**What is asked**
Return every line of the material exactly.

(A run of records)

-=-=-

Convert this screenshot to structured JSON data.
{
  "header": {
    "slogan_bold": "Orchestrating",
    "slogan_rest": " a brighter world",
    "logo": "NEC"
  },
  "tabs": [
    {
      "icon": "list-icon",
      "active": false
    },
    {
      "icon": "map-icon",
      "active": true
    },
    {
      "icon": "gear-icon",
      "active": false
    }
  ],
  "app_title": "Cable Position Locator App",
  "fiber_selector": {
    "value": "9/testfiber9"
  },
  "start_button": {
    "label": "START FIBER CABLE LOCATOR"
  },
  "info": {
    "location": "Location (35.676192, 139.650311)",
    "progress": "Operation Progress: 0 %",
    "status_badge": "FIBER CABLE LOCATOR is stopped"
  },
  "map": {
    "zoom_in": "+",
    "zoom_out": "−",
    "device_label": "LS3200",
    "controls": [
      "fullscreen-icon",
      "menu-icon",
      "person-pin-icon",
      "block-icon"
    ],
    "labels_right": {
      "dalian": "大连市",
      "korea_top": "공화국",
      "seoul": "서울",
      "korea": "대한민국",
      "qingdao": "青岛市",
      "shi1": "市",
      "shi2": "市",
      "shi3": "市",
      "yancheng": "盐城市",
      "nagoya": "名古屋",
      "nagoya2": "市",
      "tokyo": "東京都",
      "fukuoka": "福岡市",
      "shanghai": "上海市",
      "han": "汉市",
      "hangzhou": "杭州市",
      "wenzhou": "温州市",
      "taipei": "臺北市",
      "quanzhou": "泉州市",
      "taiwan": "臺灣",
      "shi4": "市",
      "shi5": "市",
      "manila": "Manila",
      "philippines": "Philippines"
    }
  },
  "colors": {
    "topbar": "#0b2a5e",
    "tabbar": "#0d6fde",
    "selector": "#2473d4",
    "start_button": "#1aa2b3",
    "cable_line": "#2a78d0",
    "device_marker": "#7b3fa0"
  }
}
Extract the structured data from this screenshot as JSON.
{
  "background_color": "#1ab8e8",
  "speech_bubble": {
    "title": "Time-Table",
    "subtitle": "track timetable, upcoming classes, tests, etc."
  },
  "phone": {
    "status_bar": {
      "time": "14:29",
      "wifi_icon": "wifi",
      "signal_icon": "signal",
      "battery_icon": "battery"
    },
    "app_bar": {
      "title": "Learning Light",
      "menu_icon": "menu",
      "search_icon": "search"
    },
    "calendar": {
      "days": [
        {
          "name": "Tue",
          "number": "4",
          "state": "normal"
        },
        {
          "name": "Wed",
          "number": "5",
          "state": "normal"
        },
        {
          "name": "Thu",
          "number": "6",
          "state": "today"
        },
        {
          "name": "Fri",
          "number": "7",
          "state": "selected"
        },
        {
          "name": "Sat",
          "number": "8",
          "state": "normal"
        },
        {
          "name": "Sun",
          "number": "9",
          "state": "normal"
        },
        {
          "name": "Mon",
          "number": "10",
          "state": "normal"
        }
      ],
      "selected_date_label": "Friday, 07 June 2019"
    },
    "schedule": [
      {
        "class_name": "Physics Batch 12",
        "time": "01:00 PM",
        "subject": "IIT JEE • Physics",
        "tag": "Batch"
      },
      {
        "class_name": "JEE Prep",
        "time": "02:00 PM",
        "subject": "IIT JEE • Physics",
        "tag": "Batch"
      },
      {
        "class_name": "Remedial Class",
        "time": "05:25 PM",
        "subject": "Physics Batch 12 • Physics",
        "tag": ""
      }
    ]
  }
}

-=-=-

**The response**
Convert this screenshot to structured JSON data.
{
  "header": {
    "slogan_bold": "Orchestrating",
    "slogan_rest": " a brighter world",
    "logo": "NEC"
  },
  "tabs": [
    {
      "icon": "list-icon",
      "active": false
    },
    {
      "icon": "map-icon",
      "active": true
    },
    {
      "icon": "gear-icon",
      "active": false
    }
  ],
  "app_title": "Cable Position Locator App",
  "fiber_selector": {
    "value": "9/testfiber9"
  },
  "start_button": {
    "label": "START FIBER CABLE LOCATOR"
  },
  "info": {
    "location": "Location (35.676192, 139.650311)",
    "progress": "Operation Progress: 0 %",
    "status_badge": "FIBER CABLE LOCATOR is stopped"
  },
  "map": {
    "zoom_in": "+",
    "zoom_out": "−",
    "device_label": "LS3200",
    "controls": [
      "fullscreen-icon",
      "menu-icon",
      "person-pin-icon",
      "block-icon"
    ],
    "labels_right": {
      "dalian": "大连市",
      "korea_top": "공화국",
      "seoul": "서울",
      "korea": "대한민국",
      "qingdao": "青岛市",
      "shi1": "市",
      "shi2": "市",
      "shi3": "市",
      "yancheng": "盐城市",
      "nagoya": "名古屋",
      "nagoya2": "市",
      "tokyo": "東京都",
      "fukuoka": "福岡市",
      "shanghai": "上海市",
      "han": "汉市",
      "hangzhou": "杭州市",
      "wenzhou": "温州市",
      "taipei": "臺北市",
      "quanzhou": "泉州市",
      "taiwan": "臺灣",
      "shi4": "市",
      "shi5": "市",
      "manila": "Manila",
      "philippines": "Philippines"
    }
  },
  "colors": {
    "topbar": "#0b2a5e",
    "tabbar": "#0d6fde",
    "selector": "#2473d4",
    "start_button": "#1aa2b3",
    "cable_line": "#2a78d0",
    "device_marker": "#7b3fa0"
  }
}
Extract the structured data from this screenshot as JSON.
{
  "background_color": "#1ab8e8",
  "speech_bubble": {
    "title": "Time-Table",
    "subtitle": "track timetable, upcoming classes, tests, etc."
  },
  "phone": {
    "status_bar": {
      "time": "14:29",
      "wifi_icon": "wifi",
      "signal_icon": "signal",
      "battery_icon": "battery"
    },
    "app_bar": {
      "title": "Learning Light",
      "menu_icon": "menu",
      "search_icon": "search"
    },
    "calendar": {
      "days": [
        {
          "name": "Tue",
          "number": "4",
          "state": "normal"
        },
        {
          "name": "Wed",
          "number": "5",
          "state": "normal"
        },
        {
          "name": "Thu",
          "number": "6",
          "state": "today"
        },
        {
          "name": "Fri",
          "number": "7",
          "state": "selected"
        },
        {
          "name": "Sat",
          "number": "8",
          "state": "normal"
        },
        {
          "name": "Sun",
          "number": "9",
          "state": "normal"
        },
        {
          "name": "Mon",
          "number": "10",
          "state": "normal"
        }
      ],
      "selected_date_label": "Friday, 07 June 2019"
    },
    "schedule": [
      {
        "class_name": "Physics Batch 12",
        "time": "01:00 PM",
        "subject": "IIT JEE • Physics",
        "tag": "Batch"
      },
      {
        "class_name": "JEE Prep",
        "time": "02:00 PM",
        "subject": "IIT JEE • Physics",
        "tag": "Batch"
      },
      {
        "class_name": "Remedial Class",
        "time": "05:25 PM",
        "subject": "Physics Batch 12 • Physics",
        "tag": ""
      }
    ]
  }
}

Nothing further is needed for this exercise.